Your instructions: Will you output all of the data below exactly, omitting the images?

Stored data
◇ ◇ ◇ ◇ ◇
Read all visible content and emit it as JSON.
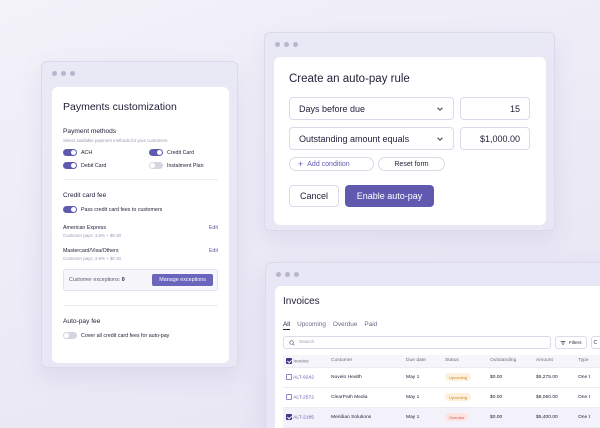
{
  "payments": {
    "title": "Payments customization",
    "methods_heading": "Payment methods",
    "methods_sub": "Select available payment methods for your customers.",
    "methods": [
      {
        "label": "ACH",
        "on": true
      },
      {
        "label": "Credit Card",
        "on": true
      },
      {
        "label": "Debit Card",
        "on": true
      },
      {
        "label": "Instalment Plan",
        "on": false
      }
    ],
    "cc_heading": "Credit card fee",
    "pass_fees_label": "Pass credit card fees to customers",
    "cards": [
      {
        "name": "American Express",
        "fee": "Customer pays: 3.5% + $0.30",
        "edit": "Edit"
      },
      {
        "name": "Mastercard/Visa/Others",
        "fee": "Customer pays: 2.9% + $0.30",
        "edit": "Edit"
      }
    ],
    "exceptions_label": "Customer exceptions:",
    "exceptions_count": "0",
    "manage_button": "Manage exceptions",
    "autopay_heading": "Auto-pay fee",
    "autopay_toggle_label": "Cover all credit card fees for auto-pay"
  },
  "rule": {
    "title": "Create an auto-pay rule",
    "select1": "Days before due",
    "value1": "15",
    "select2": "Outstanding amount equals",
    "value2": "$1,000.00",
    "add_condition": "Add condition",
    "reset": "Reset form",
    "cancel": "Cancel",
    "submit": "Enable auto-pay"
  },
  "invoices": {
    "title": "Invoices",
    "tabs": [
      "All",
      "Upcoming",
      "Overdue",
      "Paid"
    ],
    "search_placeholder": "Search",
    "filters": "Filters",
    "columns": [
      "Invoice",
      "Customer",
      "Due date",
      "Status",
      "Outstanding",
      "Amount",
      "Type"
    ],
    "rows": [
      {
        "id": "ALT-9242",
        "customer": "Nuvelo Health",
        "due": "May 1",
        "status": "Upcoming",
        "outstanding": "$0.00",
        "amount": "$5,275.00",
        "type": "One t",
        "checked": false
      },
      {
        "id": "ALT-2572",
        "customer": "ClearPath Media",
        "due": "May 1",
        "status": "Upcoming",
        "outstanding": "$0.00",
        "amount": "$8,050.00",
        "type": "One t",
        "checked": false
      },
      {
        "id": "ALT-2185",
        "customer": "Meridian Solutions",
        "due": "May 1",
        "status": "Overdue",
        "outstanding": "$0.00",
        "amount": "$5,400.00",
        "type": "One t",
        "checked": true
      }
    ]
  }
}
◇ ◇ ◇ ◇ ◇
Solution to this exercise:
Read all visible content and emit it as JSON.
{
  "payments": {
    "title": "Payments customization",
    "methods_heading": "Payment methods",
    "methods_sub": "Select available payment methods for your customers.",
    "methods": [
      {
        "label": "ACH",
        "on": true
      },
      {
        "label": "Credit Card",
        "on": true
      },
      {
        "label": "Debit Card",
        "on": true
      },
      {
        "label": "Instalment Plan",
        "on": false
      }
    ],
    "cc_heading": "Credit card fee",
    "pass_fees_label": "Pass credit card fees to customers",
    "cards": [
      {
        "name": "American Express",
        "fee": "Customer pays: 3.5% + $0.30",
        "edit": "Edit"
      },
      {
        "name": "Mastercard/Visa/Others",
        "fee": "Customer pays: 2.9% + $0.30",
        "edit": "Edit"
      }
    ],
    "exceptions_label": "Customer exceptions:",
    "exceptions_count": "0",
    "manage_button": "Manage exceptions",
    "autopay_heading": "Auto-pay fee",
    "autopay_toggle_label": "Cover all credit card fees for auto-pay"
  },
  "rule": {
    "title": "Create an auto-pay rule",
    "select1": "Days before due",
    "value1": "15",
    "select2": "Outstanding amount equals",
    "value2": "$1,000.00",
    "add_condition": "Add condition",
    "reset": "Reset form",
    "cancel": "Cancel",
    "submit": "Enable auto-pay"
  },
  "invoices": {
    "title": "Invoices",
    "tabs": [
      "All",
      "Upcoming",
      "Overdue",
      "Paid"
    ],
    "search_placeholder": "Search",
    "filters": "Filters",
    "columns": [
      "Invoice",
      "Customer",
      "Due date",
      "Status",
      "Outstanding",
      "Amount",
      "Type"
    ],
    "rows": [
      {
        "id": "ALT-9242",
        "customer": "Nuvelo Health",
        "due": "May 1",
        "status": "Upcoming",
        "outstanding": "$0.00",
        "amount": "$5,275.00",
        "type": "One t",
        "checked": false
      },
      {
        "id": "ALT-2572",
        "customer": "ClearPath Media",
        "due": "May 1",
        "status": "Upcoming",
        "outstanding": "$0.00",
        "amount": "$8,050.00",
        "type": "One t",
        "checked": false
      },
      {
        "id": "ALT-2185",
        "customer": "Meridian Solutions",
        "due": "May 1",
        "status": "Overdue",
        "outstanding": "$0.00",
        "amount": "$5,400.00",
        "type": "One t",
        "checked": true
      }
    ]
  }
}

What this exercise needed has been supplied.